— START —

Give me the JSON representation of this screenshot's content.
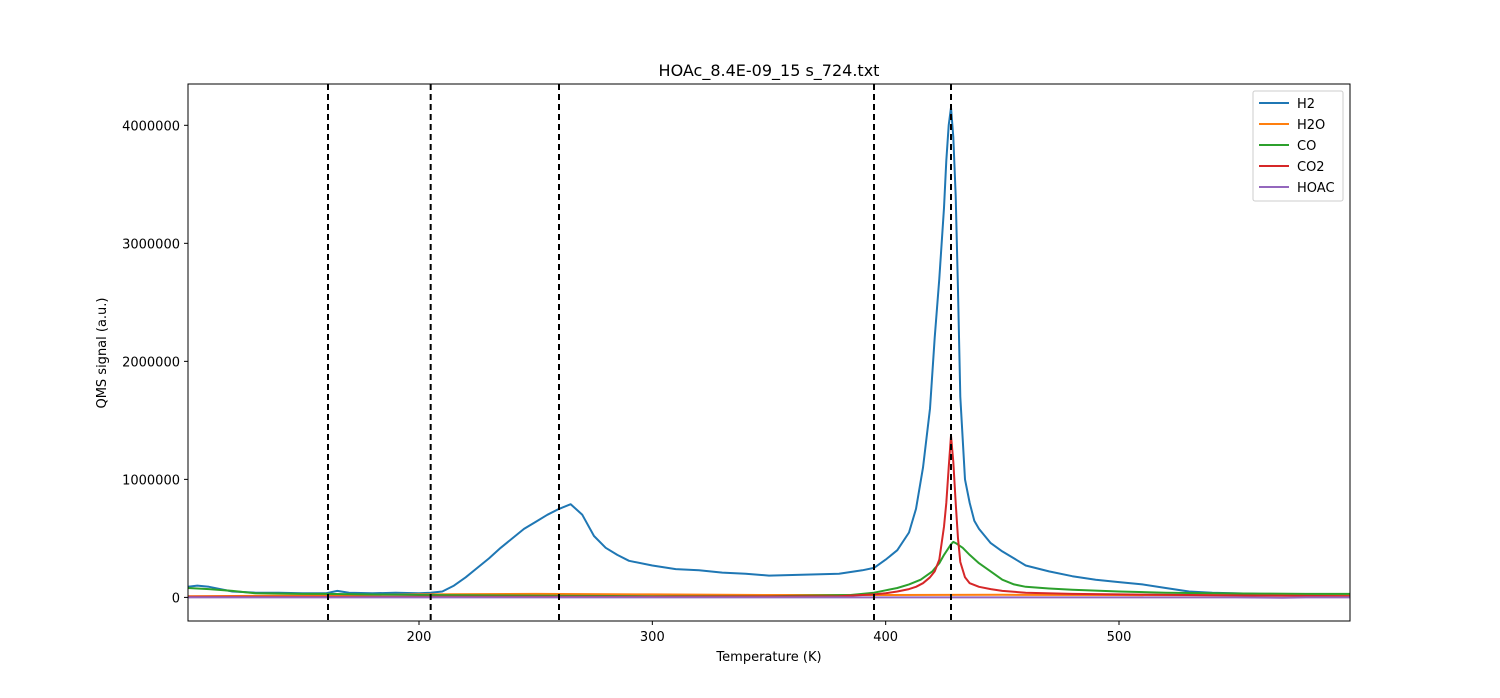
{
  "chart_data": {
    "type": "line",
    "title": "HOAc_8.4E-09_15 s_724.txt",
    "xlabel": "Temperature (K)",
    "ylabel": "QMS signal (a.u.)",
    "xlim": [
      101,
      599
    ],
    "ylim": [
      -200000,
      4350000
    ],
    "xticks": [
      200,
      300,
      400,
      500
    ],
    "yticks": [
      0,
      1000000,
      2000000,
      3000000,
      4000000
    ],
    "xtick_labels": [
      "200",
      "300",
      "400",
      "500"
    ],
    "ytick_labels": [
      "0",
      "1000000",
      "2000000",
      "3000000",
      "4000000"
    ],
    "grid": false,
    "legend_position": "top-right",
    "vlines": [
      161,
      205,
      260,
      395,
      428
    ],
    "series": [
      {
        "name": "H2",
        "color": "#1f77b4",
        "x": [
          101,
          105,
          110,
          120,
          130,
          140,
          150,
          160,
          165,
          170,
          180,
          190,
          200,
          205,
          210,
          215,
          220,
          225,
          230,
          235,
          240,
          245,
          250,
          255,
          260,
          265,
          270,
          275,
          280,
          285,
          290,
          300,
          310,
          320,
          330,
          340,
          350,
          360,
          370,
          380,
          390,
          395,
          400,
          405,
          410,
          413,
          416,
          419,
          421,
          423,
          425,
          426,
          427,
          428,
          429,
          430,
          431,
          432,
          434,
          436,
          438,
          440,
          445,
          450,
          455,
          460,
          470,
          480,
          490,
          500,
          510,
          520,
          530,
          540,
          560,
          580,
          599
        ],
        "y": [
          90000,
          100000,
          90000,
          50000,
          40000,
          40000,
          35000,
          35000,
          55000,
          40000,
          35000,
          40000,
          35000,
          40000,
          50000,
          100000,
          170000,
          250000,
          330000,
          420000,
          500000,
          580000,
          640000,
          700000,
          750000,
          790000,
          700000,
          520000,
          420000,
          360000,
          310000,
          270000,
          240000,
          230000,
          210000,
          200000,
          185000,
          190000,
          195000,
          200000,
          230000,
          250000,
          320000,
          400000,
          550000,
          750000,
          1100000,
          1600000,
          2200000,
          2700000,
          3300000,
          3700000,
          4000000,
          4150000,
          3900000,
          3400000,
          2600000,
          1700000,
          1000000,
          800000,
          650000,
          580000,
          460000,
          390000,
          330000,
          270000,
          220000,
          180000,
          150000,
          130000,
          110000,
          80000,
          50000,
          40000,
          30000,
          20000,
          15000
        ]
      },
      {
        "name": "H2O",
        "color": "#ff7f0e",
        "x": [
          101,
          150,
          200,
          250,
          300,
          350,
          400,
          450,
          500,
          550,
          599
        ],
        "y": [
          10000,
          15000,
          25000,
          30000,
          25000,
          20000,
          20000,
          22000,
          20000,
          18000,
          15000
        ]
      },
      {
        "name": "CO",
        "color": "#2ca02c",
        "x": [
          101,
          110,
          120,
          130,
          150,
          160,
          200,
          250,
          300,
          350,
          385,
          390,
          395,
          400,
          405,
          410,
          415,
          420,
          423,
          425,
          427,
          428,
          429,
          430,
          433,
          436,
          440,
          445,
          450,
          455,
          460,
          470,
          480,
          500,
          520,
          540,
          560,
          580,
          599
        ],
        "y": [
          80000,
          70000,
          55000,
          35000,
          30000,
          30000,
          20000,
          15000,
          10000,
          10000,
          20000,
          30000,
          40000,
          60000,
          80000,
          110000,
          150000,
          220000,
          290000,
          360000,
          420000,
          450000,
          470000,
          460000,
          420000,
          360000,
          290000,
          220000,
          150000,
          110000,
          90000,
          75000,
          65000,
          50000,
          40000,
          35000,
          32000,
          30000,
          30000
        ]
      },
      {
        "name": "CO2",
        "color": "#d62728",
        "x": [
          101,
          200,
          300,
          380,
          390,
          395,
          400,
          405,
          410,
          413,
          416,
          419,
          421,
          423,
          425,
          426,
          427,
          428,
          429,
          430,
          431,
          432,
          434,
          436,
          440,
          445,
          450,
          460,
          480,
          500,
          530,
          560,
          599
        ],
        "y": [
          5000,
          5000,
          5000,
          10000,
          20000,
          25000,
          35000,
          50000,
          70000,
          90000,
          120000,
          170000,
          220000,
          320000,
          600000,
          800000,
          1100000,
          1370000,
          1150000,
          800000,
          500000,
          300000,
          170000,
          120000,
          90000,
          70000,
          55000,
          40000,
          30000,
          25000,
          20000,
          15000,
          10000
        ]
      },
      {
        "name": "HOAC",
        "color": "#9467bd",
        "x": [
          101,
          200,
          300,
          400,
          500,
          550,
          570,
          580,
          599
        ],
        "y": [
          0,
          0,
          0,
          0,
          0,
          0,
          -3000,
          0,
          0
        ]
      }
    ]
  }
}
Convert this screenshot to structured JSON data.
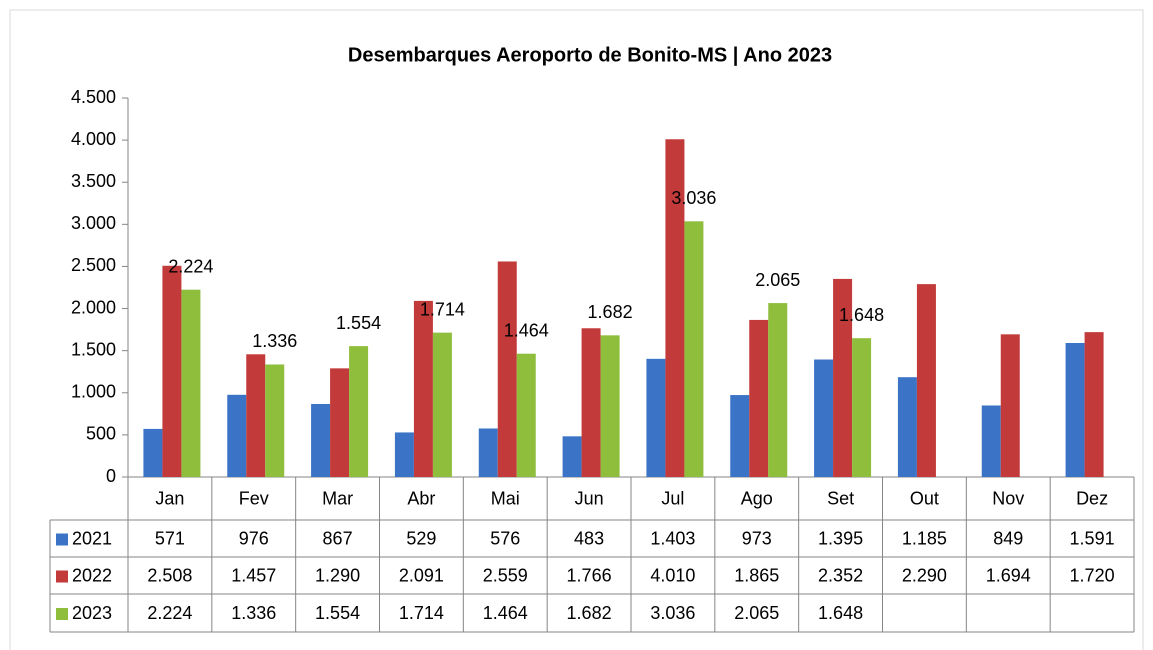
{
  "chart_data": {
    "type": "bar",
    "title": "Desembarques Aeroporto de Bonito-MS | Ano 2023",
    "categories": [
      "Jan",
      "Fev",
      "Mar",
      "Abr",
      "Mai",
      "Jun",
      "Jul",
      "Ago",
      "Set",
      "Out",
      "Nov",
      "Dez"
    ],
    "series": [
      {
        "name": "2021",
        "color": "#3b74c6",
        "values": [
          571,
          976,
          867,
          529,
          576,
          483,
          1403,
          973,
          1395,
          1185,
          849,
          1591
        ],
        "value_labels": [
          "571",
          "976",
          "867",
          "529",
          "576",
          "483",
          "1.403",
          "973",
          "1.395",
          "1.185",
          "849",
          "1.591"
        ]
      },
      {
        "name": "2022",
        "color": "#c23a3a",
        "values": [
          2508,
          1457,
          1290,
          2091,
          2559,
          1766,
          4010,
          1865,
          2352,
          2290,
          1694,
          1720
        ],
        "value_labels": [
          "2.508",
          "1.457",
          "1.290",
          "2.091",
          "2.559",
          "1.766",
          "4.010",
          "1.865",
          "2.352",
          "2.290",
          "1.694",
          "1.720"
        ]
      },
      {
        "name": "2023",
        "color": "#8fbd3c",
        "values": [
          2224,
          1336,
          1554,
          1714,
          1464,
          1682,
          3036,
          2065,
          1648,
          null,
          null,
          null
        ],
        "value_labels": [
          "2.224",
          "1.336",
          "1.554",
          "1.714",
          "1.464",
          "1.682",
          "3.036",
          "2.065",
          "1.648",
          null,
          null,
          null
        ]
      }
    ],
    "data_labels_series": 2,
    "ylim": [
      0,
      4500
    ],
    "yticks": [
      0,
      500,
      {
        "value": 1000,
        "label": "1.000"
      },
      {
        "value": 1500,
        "label": "1.500"
      },
      {
        "value": 2000,
        "label": "2.000"
      },
      {
        "value": 2500,
        "label": "2.500"
      },
      {
        "value": 3000,
        "label": "3.000"
      },
      {
        "value": 3500,
        "label": "3.500"
      },
      {
        "value": 4000,
        "label": "4.000"
      },
      {
        "value": 4500,
        "label": "4.500"
      }
    ],
    "grid": false
  }
}
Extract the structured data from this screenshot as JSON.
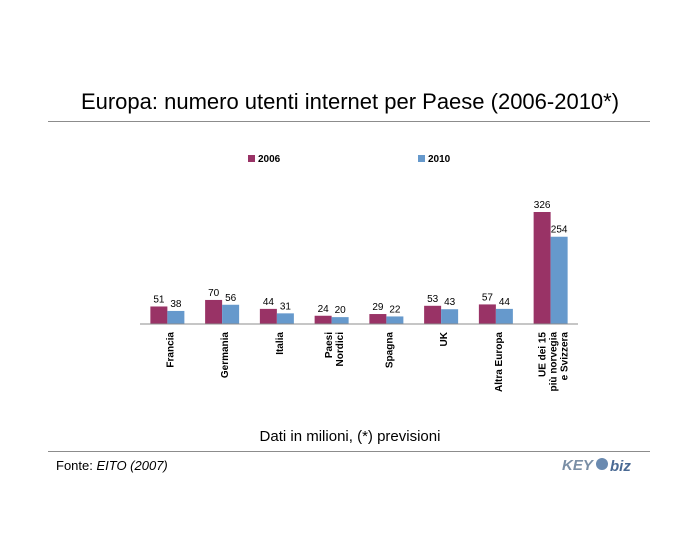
{
  "slide": {
    "title": "Europa: numero utenti internet per Paese (2006-2010*)",
    "note": "Dati in milioni, (*) previsioni",
    "source_label": "Fonte: ",
    "source_name": "EITO (2007)",
    "logo_text_left": "KEY",
    "logo_text_right": "biz"
  },
  "chart_data": {
    "type": "bar",
    "title": "Europa: numero utenti internet per Paese (2006-2010*)",
    "categories": [
      [
        "Francia"
      ],
      [
        "Germania"
      ],
      [
        "Italia"
      ],
      [
        "Paesi",
        "Nordici"
      ],
      [
        "Spagna"
      ],
      [
        "UK"
      ],
      [
        "Altra Europa"
      ],
      [
        "UE dei 15",
        "più norvegia",
        "e Svizzera"
      ]
    ],
    "series": [
      {
        "name": "2006",
        "values": [
          51,
          70,
          44,
          24,
          29,
          53,
          57,
          326
        ],
        "color": "#993366"
      },
      {
        "name": "2010",
        "values": [
          38,
          56,
          31,
          20,
          22,
          43,
          44,
          254
        ],
        "color": "#6699cc"
      }
    ],
    "ylim": [
      0,
      340
    ],
    "grid": false,
    "legend": "top"
  }
}
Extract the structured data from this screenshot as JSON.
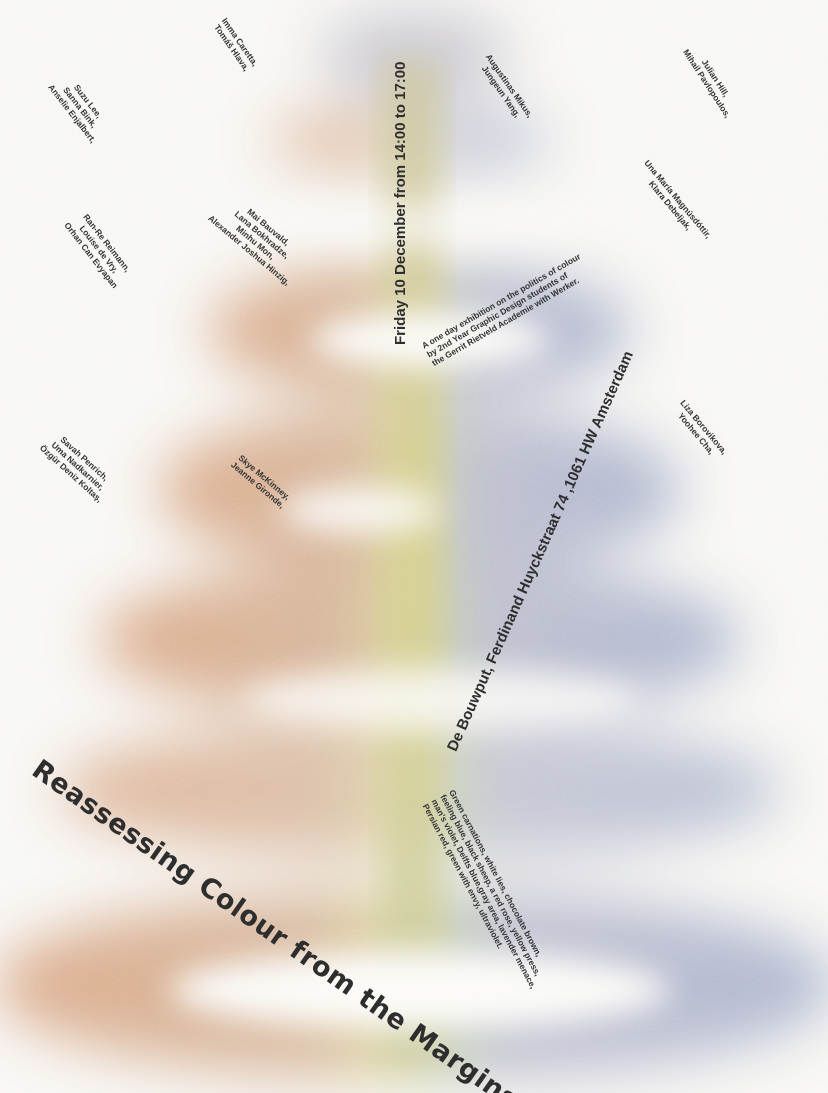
{
  "poster": {
    "title": "Reassessing Colour from the Margins",
    "date_line": "Friday 10 December from 14:00 to 17:00",
    "address_line": "De Bouwput, Ferdinand Huyckstraat 74 ,1061 HW Amsterdam",
    "description": "A one day exhibition on the politics of colour\nby 2nd Year Graphic Design students of\nthe Gerrit Rietveld Academie with Werker.",
    "colour_words": "Green carnations, white lies, chocolate brown,\nfeeling blue, black sheep, a red rose, yellow press,\nman's violet, Delfts blue,gray area, lavender menace,\nPersian red, green with envy, ultraviolet.",
    "name_groups": [
      "Suzu Lee,\nSanna Bink,\nAnselie Enjalbert,",
      "Imma Caretta,\nTomáš Hlava,",
      "Augustinas Mikus,\nJungeun Yang,",
      "Julian Hill,\nMihail Pavlopoulos,",
      "Ran-Re Reimann,\nLouise de Vry,\nOrhan Can Evyapan",
      "Mai Bauvald,\nLana Bokhradze,\nMinhu Mon,\nAlexander Joshua Hinzig,",
      "Una María Magnúsdóttir,\nKlara Debeljak,",
      "Liza Borovikova,\nYoohee Cha,",
      "Savah Penrich,\nUma Nadkarnier,\nÖzgür Deniz Koltaş,",
      "Skye McKinney,\nJeanne Gironde,"
    ]
  },
  "colors": {
    "background": "#f8f7f4",
    "text": "#2e2e2e",
    "orange": "#d79a6c",
    "blue": "#9aa6c4",
    "lavender": "#b9a9cf",
    "yellow": "#d9cf8a",
    "green": "#b7c59a"
  }
}
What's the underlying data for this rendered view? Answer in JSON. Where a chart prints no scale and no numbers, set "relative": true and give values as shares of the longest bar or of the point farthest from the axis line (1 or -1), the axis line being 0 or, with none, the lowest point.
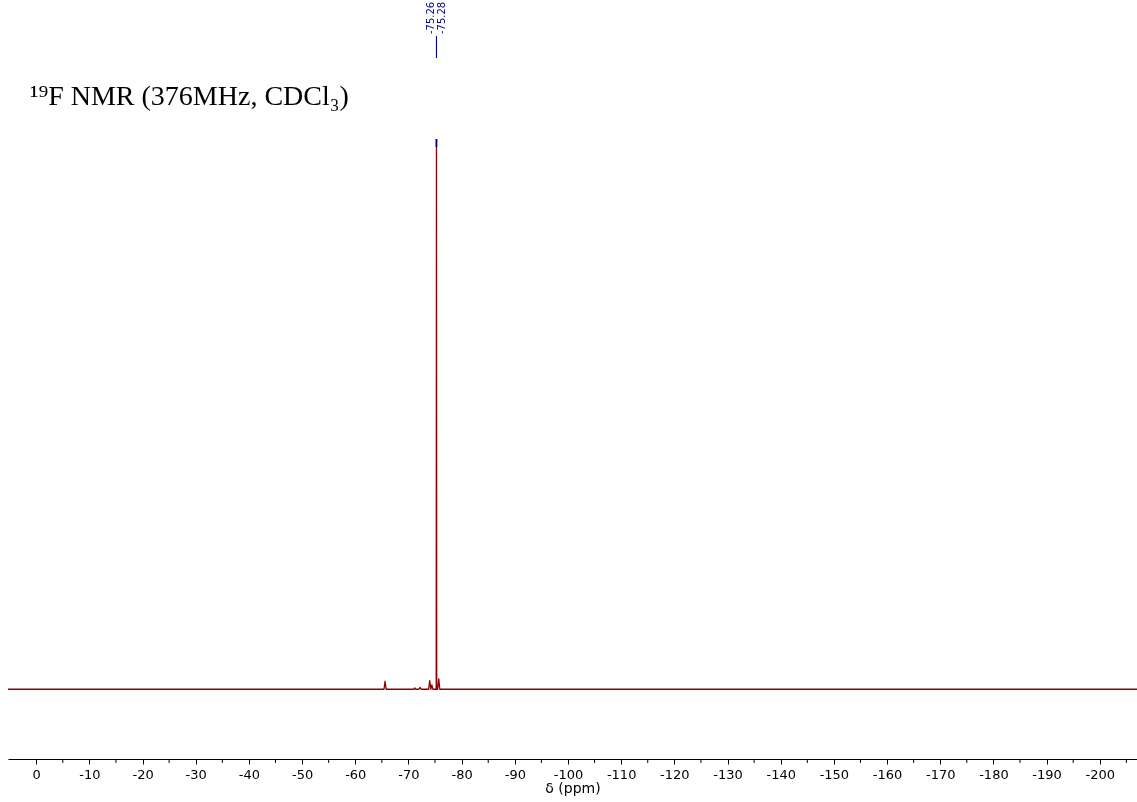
{
  "chart_data": {
    "type": "line",
    "title": "¹⁹F NMR (376MHz, CDCl₃)",
    "xlabel": "δ (ppm)",
    "relative": true,
    "xlim": [
      5.3,
      -207
    ],
    "xticks": [
      0,
      {
        "value": -5,
        "label": null
      },
      -10,
      {
        "value": -15,
        "label": null
      },
      -20,
      {
        "value": -25,
        "label": null
      },
      -30,
      {
        "value": -35,
        "label": null
      },
      -40,
      {
        "value": -45,
        "label": null
      },
      -50,
      {
        "value": -55,
        "label": null
      },
      -60,
      {
        "value": -65,
        "label": null
      },
      -70,
      {
        "value": -75,
        "label": null
      },
      -80,
      {
        "value": -85,
        "label": null
      },
      -90,
      {
        "value": -95,
        "label": null
      },
      -100,
      {
        "value": -105,
        "label": null
      },
      -110,
      {
        "value": -115,
        "label": null
      },
      -120,
      {
        "value": -125,
        "label": null
      },
      -130,
      {
        "value": -135,
        "label": null
      },
      -140,
      {
        "value": -145,
        "label": null
      },
      -150,
      {
        "value": -155,
        "label": null
      },
      -160,
      {
        "value": -165,
        "label": null
      },
      -170,
      {
        "value": -175,
        "label": null
      },
      -180,
      {
        "value": -185,
        "label": null
      },
      -190,
      {
        "value": -195,
        "label": null
      },
      -200,
      {
        "value": -205,
        "label": null
      }
    ],
    "series": [
      {
        "color": "#8b0000",
        "x": [
          5.3,
          -65.4,
          -65.6,
          -65.8,
          -71.0,
          -71.2,
          -71.4,
          -72.0,
          -72.2,
          -72.4,
          -73.8,
          -74.0,
          -74.2,
          -74.4,
          -74.6,
          -75.22,
          -75.27,
          -75.32,
          -75.5,
          -75.7,
          -75.9,
          -207
        ],
        "values": [
          0.114,
          0.114,
          0.127,
          0.114,
          0.114,
          0.116,
          0.114,
          0.114,
          0.117,
          0.114,
          0.114,
          0.128,
          0.114,
          0.121,
          0.114,
          0.114,
          1,
          0.114,
          0.114,
          0.131,
          0.114,
          0.114
        ]
      }
    ],
    "annotations": [
      {
        "text": "-75.26",
        "x": -75.26
      },
      {
        "text": "-75.28",
        "x": -75.28
      }
    ],
    "grid": false
  }
}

— END —

Copy each line of the data above that holds "from".

Extract the structured data from this screenshot as JSON.
Extract the structured data from this screenshot as JSON.
    "title": "Reassessing Colour from the Margins",
    "date_line": "Friday 10 December from 14:00 to 17:00",
What's the underlying data for this rendered view? Answer in JSON. Where a chart prints no scale and no numbers, set "relative": true and give values as shares of the longest bar or of the point farthest from the axis line (1 or -1), the axis line being 0 or, with none, the lowest point.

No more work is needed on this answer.